Return all the entries exactly, keeping pictures out.

§ ENTRIES SUPPLIED:
%%
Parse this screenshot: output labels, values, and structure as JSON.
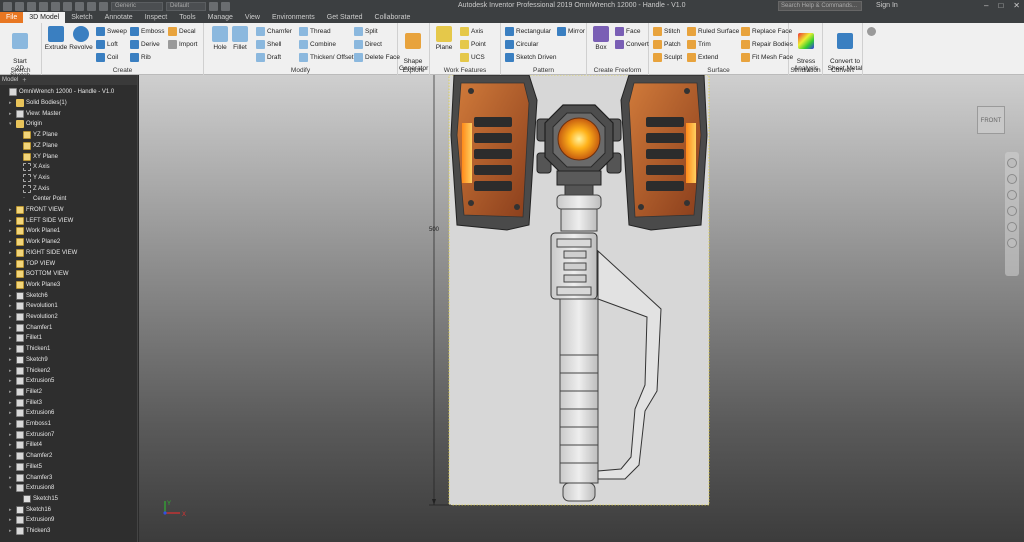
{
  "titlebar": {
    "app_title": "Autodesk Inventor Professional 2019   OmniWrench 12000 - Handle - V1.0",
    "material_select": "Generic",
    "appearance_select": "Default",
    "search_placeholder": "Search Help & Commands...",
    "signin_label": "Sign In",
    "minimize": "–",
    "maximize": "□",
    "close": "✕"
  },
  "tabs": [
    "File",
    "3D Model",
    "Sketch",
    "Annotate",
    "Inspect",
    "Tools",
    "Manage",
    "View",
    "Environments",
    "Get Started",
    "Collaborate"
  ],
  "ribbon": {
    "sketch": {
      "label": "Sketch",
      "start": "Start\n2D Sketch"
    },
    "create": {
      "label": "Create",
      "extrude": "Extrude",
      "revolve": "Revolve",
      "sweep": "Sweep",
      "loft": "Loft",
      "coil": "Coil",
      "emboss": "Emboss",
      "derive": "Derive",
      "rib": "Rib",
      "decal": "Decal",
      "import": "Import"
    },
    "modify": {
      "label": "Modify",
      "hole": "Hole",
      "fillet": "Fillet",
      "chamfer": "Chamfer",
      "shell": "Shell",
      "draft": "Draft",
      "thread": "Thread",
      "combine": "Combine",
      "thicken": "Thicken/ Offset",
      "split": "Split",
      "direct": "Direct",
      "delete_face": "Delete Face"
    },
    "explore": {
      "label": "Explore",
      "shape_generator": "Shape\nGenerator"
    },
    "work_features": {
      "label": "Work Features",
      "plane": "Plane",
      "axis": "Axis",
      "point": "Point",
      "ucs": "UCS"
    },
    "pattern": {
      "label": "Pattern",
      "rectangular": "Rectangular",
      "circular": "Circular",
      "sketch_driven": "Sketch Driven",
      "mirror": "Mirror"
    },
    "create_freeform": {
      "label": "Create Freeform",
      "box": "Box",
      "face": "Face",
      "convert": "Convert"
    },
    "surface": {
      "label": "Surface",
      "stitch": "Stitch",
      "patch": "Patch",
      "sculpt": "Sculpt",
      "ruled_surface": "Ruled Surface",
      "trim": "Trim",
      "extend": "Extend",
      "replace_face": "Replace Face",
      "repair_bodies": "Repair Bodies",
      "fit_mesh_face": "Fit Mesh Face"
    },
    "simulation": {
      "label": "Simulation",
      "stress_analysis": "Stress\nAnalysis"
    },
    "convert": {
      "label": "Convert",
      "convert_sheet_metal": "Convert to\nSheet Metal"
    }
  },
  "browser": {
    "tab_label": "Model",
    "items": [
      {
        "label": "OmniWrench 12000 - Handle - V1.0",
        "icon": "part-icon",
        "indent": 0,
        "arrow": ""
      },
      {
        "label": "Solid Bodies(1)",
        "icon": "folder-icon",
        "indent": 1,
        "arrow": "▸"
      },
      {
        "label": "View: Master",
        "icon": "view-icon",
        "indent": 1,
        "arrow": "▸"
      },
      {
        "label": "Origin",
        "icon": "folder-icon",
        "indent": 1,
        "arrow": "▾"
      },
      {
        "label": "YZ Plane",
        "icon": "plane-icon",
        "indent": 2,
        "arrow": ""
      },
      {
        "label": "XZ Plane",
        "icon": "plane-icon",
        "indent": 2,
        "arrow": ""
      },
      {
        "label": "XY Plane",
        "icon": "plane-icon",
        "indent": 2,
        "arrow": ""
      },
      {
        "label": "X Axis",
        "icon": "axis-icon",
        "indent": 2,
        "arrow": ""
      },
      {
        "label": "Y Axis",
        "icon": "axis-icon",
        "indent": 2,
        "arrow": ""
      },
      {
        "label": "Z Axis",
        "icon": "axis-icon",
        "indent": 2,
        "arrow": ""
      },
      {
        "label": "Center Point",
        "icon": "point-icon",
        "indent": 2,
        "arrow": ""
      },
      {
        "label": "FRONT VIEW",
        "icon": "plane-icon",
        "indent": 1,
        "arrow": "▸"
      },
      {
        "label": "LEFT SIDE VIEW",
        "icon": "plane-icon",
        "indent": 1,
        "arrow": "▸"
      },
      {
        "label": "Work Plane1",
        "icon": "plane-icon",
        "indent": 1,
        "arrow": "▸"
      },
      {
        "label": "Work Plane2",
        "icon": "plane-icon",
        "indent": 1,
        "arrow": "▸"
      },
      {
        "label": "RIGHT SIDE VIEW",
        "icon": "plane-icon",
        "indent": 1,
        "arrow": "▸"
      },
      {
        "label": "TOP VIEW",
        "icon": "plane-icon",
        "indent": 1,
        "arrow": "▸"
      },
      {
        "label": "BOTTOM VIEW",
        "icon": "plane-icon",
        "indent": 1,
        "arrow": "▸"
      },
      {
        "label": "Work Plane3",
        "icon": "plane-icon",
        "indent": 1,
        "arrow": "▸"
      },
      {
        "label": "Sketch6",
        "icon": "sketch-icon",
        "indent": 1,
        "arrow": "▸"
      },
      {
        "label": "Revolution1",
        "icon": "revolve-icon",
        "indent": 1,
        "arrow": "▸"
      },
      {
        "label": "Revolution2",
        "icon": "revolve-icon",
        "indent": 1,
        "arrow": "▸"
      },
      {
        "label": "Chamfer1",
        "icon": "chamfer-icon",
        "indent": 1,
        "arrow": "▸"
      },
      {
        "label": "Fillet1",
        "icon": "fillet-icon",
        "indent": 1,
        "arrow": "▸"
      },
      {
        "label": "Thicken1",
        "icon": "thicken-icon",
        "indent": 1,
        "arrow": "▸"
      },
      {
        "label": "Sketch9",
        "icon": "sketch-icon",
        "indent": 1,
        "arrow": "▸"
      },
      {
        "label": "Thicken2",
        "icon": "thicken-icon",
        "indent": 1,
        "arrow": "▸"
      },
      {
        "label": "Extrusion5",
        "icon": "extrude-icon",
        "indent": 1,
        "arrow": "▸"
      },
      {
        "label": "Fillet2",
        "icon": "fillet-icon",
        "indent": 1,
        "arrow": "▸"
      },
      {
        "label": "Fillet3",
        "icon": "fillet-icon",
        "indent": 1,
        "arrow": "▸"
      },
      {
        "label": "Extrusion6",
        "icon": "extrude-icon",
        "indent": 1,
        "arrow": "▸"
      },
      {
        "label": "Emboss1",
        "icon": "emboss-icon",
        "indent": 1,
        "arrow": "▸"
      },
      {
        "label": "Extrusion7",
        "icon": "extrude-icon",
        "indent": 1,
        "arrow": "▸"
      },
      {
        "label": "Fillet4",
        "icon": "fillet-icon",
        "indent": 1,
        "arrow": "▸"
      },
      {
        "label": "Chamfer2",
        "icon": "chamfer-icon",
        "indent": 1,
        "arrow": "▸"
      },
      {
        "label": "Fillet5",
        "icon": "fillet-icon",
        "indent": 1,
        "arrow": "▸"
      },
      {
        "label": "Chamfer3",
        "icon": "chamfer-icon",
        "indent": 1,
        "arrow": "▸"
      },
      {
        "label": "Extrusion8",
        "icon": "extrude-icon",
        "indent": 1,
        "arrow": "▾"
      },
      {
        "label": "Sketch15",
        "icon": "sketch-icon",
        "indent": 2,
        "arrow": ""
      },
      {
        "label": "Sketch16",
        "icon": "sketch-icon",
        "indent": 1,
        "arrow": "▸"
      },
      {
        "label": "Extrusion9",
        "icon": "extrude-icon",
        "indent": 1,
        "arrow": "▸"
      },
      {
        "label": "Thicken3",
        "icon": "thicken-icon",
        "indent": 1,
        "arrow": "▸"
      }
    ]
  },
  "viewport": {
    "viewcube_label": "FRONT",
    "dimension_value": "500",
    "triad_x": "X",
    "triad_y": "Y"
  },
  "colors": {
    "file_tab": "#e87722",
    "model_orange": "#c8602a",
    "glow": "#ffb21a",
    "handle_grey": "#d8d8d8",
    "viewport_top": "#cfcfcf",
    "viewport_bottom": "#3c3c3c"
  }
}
%%
§ RESPONSE TO THE EXERCISE:
Parse this screenshot: output labels, values, and structure as JSON.
{
  "titlebar": {
    "app_title": "Autodesk Inventor Professional 2019   OmniWrench 12000 - Handle - V1.0",
    "material_select": "Generic",
    "appearance_select": "Default",
    "search_placeholder": "Search Help & Commands...",
    "signin_label": "Sign In",
    "minimize": "–",
    "maximize": "□",
    "close": "✕"
  },
  "tabs": [
    "File",
    "3D Model",
    "Sketch",
    "Annotate",
    "Inspect",
    "Tools",
    "Manage",
    "View",
    "Environments",
    "Get Started",
    "Collaborate"
  ],
  "ribbon": {
    "sketch": {
      "label": "Sketch",
      "start": "Start\n2D Sketch"
    },
    "create": {
      "label": "Create",
      "extrude": "Extrude",
      "revolve": "Revolve",
      "sweep": "Sweep",
      "loft": "Loft",
      "coil": "Coil",
      "emboss": "Emboss",
      "derive": "Derive",
      "rib": "Rib",
      "decal": "Decal",
      "import": "Import"
    },
    "modify": {
      "label": "Modify",
      "hole": "Hole",
      "fillet": "Fillet",
      "chamfer": "Chamfer",
      "shell": "Shell",
      "draft": "Draft",
      "thread": "Thread",
      "combine": "Combine",
      "thicken": "Thicken/ Offset",
      "split": "Split",
      "direct": "Direct",
      "delete_face": "Delete Face"
    },
    "explore": {
      "label": "Explore",
      "shape_generator": "Shape\nGenerator"
    },
    "work_features": {
      "label": "Work Features",
      "plane": "Plane",
      "axis": "Axis",
      "point": "Point",
      "ucs": "UCS"
    },
    "pattern": {
      "label": "Pattern",
      "rectangular": "Rectangular",
      "circular": "Circular",
      "sketch_driven": "Sketch Driven",
      "mirror": "Mirror"
    },
    "create_freeform": {
      "label": "Create Freeform",
      "box": "Box",
      "face": "Face",
      "convert": "Convert"
    },
    "surface": {
      "label": "Surface",
      "stitch": "Stitch",
      "patch": "Patch",
      "sculpt": "Sculpt",
      "ruled_surface": "Ruled Surface",
      "trim": "Trim",
      "extend": "Extend",
      "replace_face": "Replace Face",
      "repair_bodies": "Repair Bodies",
      "fit_mesh_face": "Fit Mesh Face"
    },
    "simulation": {
      "label": "Simulation",
      "stress_analysis": "Stress\nAnalysis"
    },
    "convert": {
      "label": "Convert",
      "convert_sheet_metal": "Convert to\nSheet Metal"
    }
  },
  "browser": {
    "tab_label": "Model",
    "items": [
      {
        "label": "OmniWrench 12000 - Handle - V1.0",
        "icon": "part-icon",
        "indent": 0,
        "arrow": ""
      },
      {
        "label": "Solid Bodies(1)",
        "icon": "folder-icon",
        "indent": 1,
        "arrow": "▸"
      },
      {
        "label": "View: Master",
        "icon": "view-icon",
        "indent": 1,
        "arrow": "▸"
      },
      {
        "label": "Origin",
        "icon": "folder-icon",
        "indent": 1,
        "arrow": "▾"
      },
      {
        "label": "YZ Plane",
        "icon": "plane-icon",
        "indent": 2,
        "arrow": ""
      },
      {
        "label": "XZ Plane",
        "icon": "plane-icon",
        "indent": 2,
        "arrow": ""
      },
      {
        "label": "XY Plane",
        "icon": "plane-icon",
        "indent": 2,
        "arrow": ""
      },
      {
        "label": "X Axis",
        "icon": "axis-icon",
        "indent": 2,
        "arrow": ""
      },
      {
        "label": "Y Axis",
        "icon": "axis-icon",
        "indent": 2,
        "arrow": ""
      },
      {
        "label": "Z Axis",
        "icon": "axis-icon",
        "indent": 2,
        "arrow": ""
      },
      {
        "label": "Center Point",
        "icon": "point-icon",
        "indent": 2,
        "arrow": ""
      },
      {
        "label": "FRONT VIEW",
        "icon": "plane-icon",
        "indent": 1,
        "arrow": "▸"
      },
      {
        "label": "LEFT SIDE VIEW",
        "icon": "plane-icon",
        "indent": 1,
        "arrow": "▸"
      },
      {
        "label": "Work Plane1",
        "icon": "plane-icon",
        "indent": 1,
        "arrow": "▸"
      },
      {
        "label": "Work Plane2",
        "icon": "plane-icon",
        "indent": 1,
        "arrow": "▸"
      },
      {
        "label": "RIGHT SIDE VIEW",
        "icon": "plane-icon",
        "indent": 1,
        "arrow": "▸"
      },
      {
        "label": "TOP VIEW",
        "icon": "plane-icon",
        "indent": 1,
        "arrow": "▸"
      },
      {
        "label": "BOTTOM VIEW",
        "icon": "plane-icon",
        "indent": 1,
        "arrow": "▸"
      },
      {
        "label": "Work Plane3",
        "icon": "plane-icon",
        "indent": 1,
        "arrow": "▸"
      },
      {
        "label": "Sketch6",
        "icon": "sketch-icon",
        "indent": 1,
        "arrow": "▸"
      },
      {
        "label": "Revolution1",
        "icon": "revolve-icon",
        "indent": 1,
        "arrow": "▸"
      },
      {
        "label": "Revolution2",
        "icon": "revolve-icon",
        "indent": 1,
        "arrow": "▸"
      },
      {
        "label": "Chamfer1",
        "icon": "chamfer-icon",
        "indent": 1,
        "arrow": "▸"
      },
      {
        "label": "Fillet1",
        "icon": "fillet-icon",
        "indent": 1,
        "arrow": "▸"
      },
      {
        "label": "Thicken1",
        "icon": "thicken-icon",
        "indent": 1,
        "arrow": "▸"
      },
      {
        "label": "Sketch9",
        "icon": "sketch-icon",
        "indent": 1,
        "arrow": "▸"
      },
      {
        "label": "Thicken2",
        "icon": "thicken-icon",
        "indent": 1,
        "arrow": "▸"
      },
      {
        "label": "Extrusion5",
        "icon": "extrude-icon",
        "indent": 1,
        "arrow": "▸"
      },
      {
        "label": "Fillet2",
        "icon": "fillet-icon",
        "indent": 1,
        "arrow": "▸"
      },
      {
        "label": "Fillet3",
        "icon": "fillet-icon",
        "indent": 1,
        "arrow": "▸"
      },
      {
        "label": "Extrusion6",
        "icon": "extrude-icon",
        "indent": 1,
        "arrow": "▸"
      },
      {
        "label": "Emboss1",
        "icon": "emboss-icon",
        "indent": 1,
        "arrow": "▸"
      },
      {
        "label": "Extrusion7",
        "icon": "extrude-icon",
        "indent": 1,
        "arrow": "▸"
      },
      {
        "label": "Fillet4",
        "icon": "fillet-icon",
        "indent": 1,
        "arrow": "▸"
      },
      {
        "label": "Chamfer2",
        "icon": "chamfer-icon",
        "indent": 1,
        "arrow": "▸"
      },
      {
        "label": "Fillet5",
        "icon": "fillet-icon",
        "indent": 1,
        "arrow": "▸"
      },
      {
        "label": "Chamfer3",
        "icon": "chamfer-icon",
        "indent": 1,
        "arrow": "▸"
      },
      {
        "label": "Extrusion8",
        "icon": "extrude-icon",
        "indent": 1,
        "arrow": "▾"
      },
      {
        "label": "Sketch15",
        "icon": "sketch-icon",
        "indent": 2,
        "arrow": ""
      },
      {
        "label": "Sketch16",
        "icon": "sketch-icon",
        "indent": 1,
        "arrow": "▸"
      },
      {
        "label": "Extrusion9",
        "icon": "extrude-icon",
        "indent": 1,
        "arrow": "▸"
      },
      {
        "label": "Thicken3",
        "icon": "thicken-icon",
        "indent": 1,
        "arrow": "▸"
      }
    ]
  },
  "viewport": {
    "viewcube_label": "FRONT",
    "dimension_value": "500",
    "triad_x": "X",
    "triad_y": "Y"
  },
  "colors": {
    "file_tab": "#e87722",
    "model_orange": "#c8602a",
    "glow": "#ffb21a",
    "handle_grey": "#d8d8d8",
    "viewport_top": "#cfcfcf",
    "viewport_bottom": "#3c3c3c"
  }
}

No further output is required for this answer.